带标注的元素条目
^^^^

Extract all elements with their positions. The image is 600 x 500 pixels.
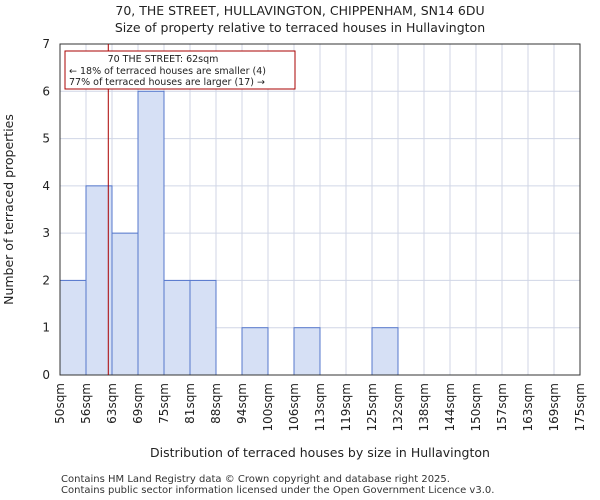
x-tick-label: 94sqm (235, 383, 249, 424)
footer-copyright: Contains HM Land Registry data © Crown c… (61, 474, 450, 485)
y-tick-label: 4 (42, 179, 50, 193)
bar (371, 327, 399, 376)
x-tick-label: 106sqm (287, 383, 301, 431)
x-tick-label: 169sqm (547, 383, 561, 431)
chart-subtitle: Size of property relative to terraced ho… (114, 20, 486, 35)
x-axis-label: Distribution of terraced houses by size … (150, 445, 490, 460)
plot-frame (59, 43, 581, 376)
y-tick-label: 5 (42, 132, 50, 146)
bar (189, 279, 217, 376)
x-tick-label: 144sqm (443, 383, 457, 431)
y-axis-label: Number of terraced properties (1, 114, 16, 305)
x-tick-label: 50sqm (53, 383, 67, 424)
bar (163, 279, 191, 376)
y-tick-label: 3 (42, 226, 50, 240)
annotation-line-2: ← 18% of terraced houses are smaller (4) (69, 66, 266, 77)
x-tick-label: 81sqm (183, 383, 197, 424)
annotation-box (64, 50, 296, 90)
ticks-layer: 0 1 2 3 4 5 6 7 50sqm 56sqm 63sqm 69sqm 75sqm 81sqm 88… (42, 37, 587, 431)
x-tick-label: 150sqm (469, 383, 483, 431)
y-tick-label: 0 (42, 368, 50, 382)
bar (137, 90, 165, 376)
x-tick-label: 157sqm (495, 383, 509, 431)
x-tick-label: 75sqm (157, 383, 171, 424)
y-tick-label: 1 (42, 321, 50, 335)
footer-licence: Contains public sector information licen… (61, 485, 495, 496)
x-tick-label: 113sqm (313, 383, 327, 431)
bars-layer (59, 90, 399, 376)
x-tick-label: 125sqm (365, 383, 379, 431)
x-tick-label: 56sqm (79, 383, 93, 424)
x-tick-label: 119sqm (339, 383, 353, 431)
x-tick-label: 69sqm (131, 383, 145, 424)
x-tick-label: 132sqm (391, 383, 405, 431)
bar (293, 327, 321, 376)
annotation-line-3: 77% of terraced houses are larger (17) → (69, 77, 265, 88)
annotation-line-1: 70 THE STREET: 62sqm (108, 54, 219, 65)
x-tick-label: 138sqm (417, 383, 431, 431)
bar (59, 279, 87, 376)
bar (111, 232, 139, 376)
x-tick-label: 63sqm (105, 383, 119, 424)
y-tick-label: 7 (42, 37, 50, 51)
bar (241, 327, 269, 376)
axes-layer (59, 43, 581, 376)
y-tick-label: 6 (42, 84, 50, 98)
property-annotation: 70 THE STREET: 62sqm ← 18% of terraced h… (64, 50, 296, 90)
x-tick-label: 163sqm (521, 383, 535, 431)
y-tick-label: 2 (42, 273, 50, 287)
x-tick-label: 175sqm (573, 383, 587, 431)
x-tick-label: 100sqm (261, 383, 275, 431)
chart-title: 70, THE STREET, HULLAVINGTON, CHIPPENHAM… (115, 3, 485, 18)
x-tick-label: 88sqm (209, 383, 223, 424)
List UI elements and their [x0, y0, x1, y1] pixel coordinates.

^^^^

**任务要求**.
请逐字抄写从含有“x-tick-label: 94sqm (235, 383, 249, 424)”的那一行到含有“plot-frame (59, 43, 581, 376)”的那一行，首尾两行均包括在内。

**练习解答**.
x-tick-label: 94sqm (235, 383, 249, 424)
footer-copyright: Contains HM Land Registry data © Crown c… (61, 474, 450, 485)
y-tick-label: 4 (42, 179, 50, 193)
bar (371, 327, 399, 376)
x-tick-label: 106sqm (287, 383, 301, 431)
x-tick-label: 169sqm (547, 383, 561, 431)
chart-subtitle: Size of property relative to terraced ho… (114, 20, 486, 35)
x-axis-label: Distribution of terraced houses by size … (150, 445, 490, 460)
plot-frame (59, 43, 581, 376)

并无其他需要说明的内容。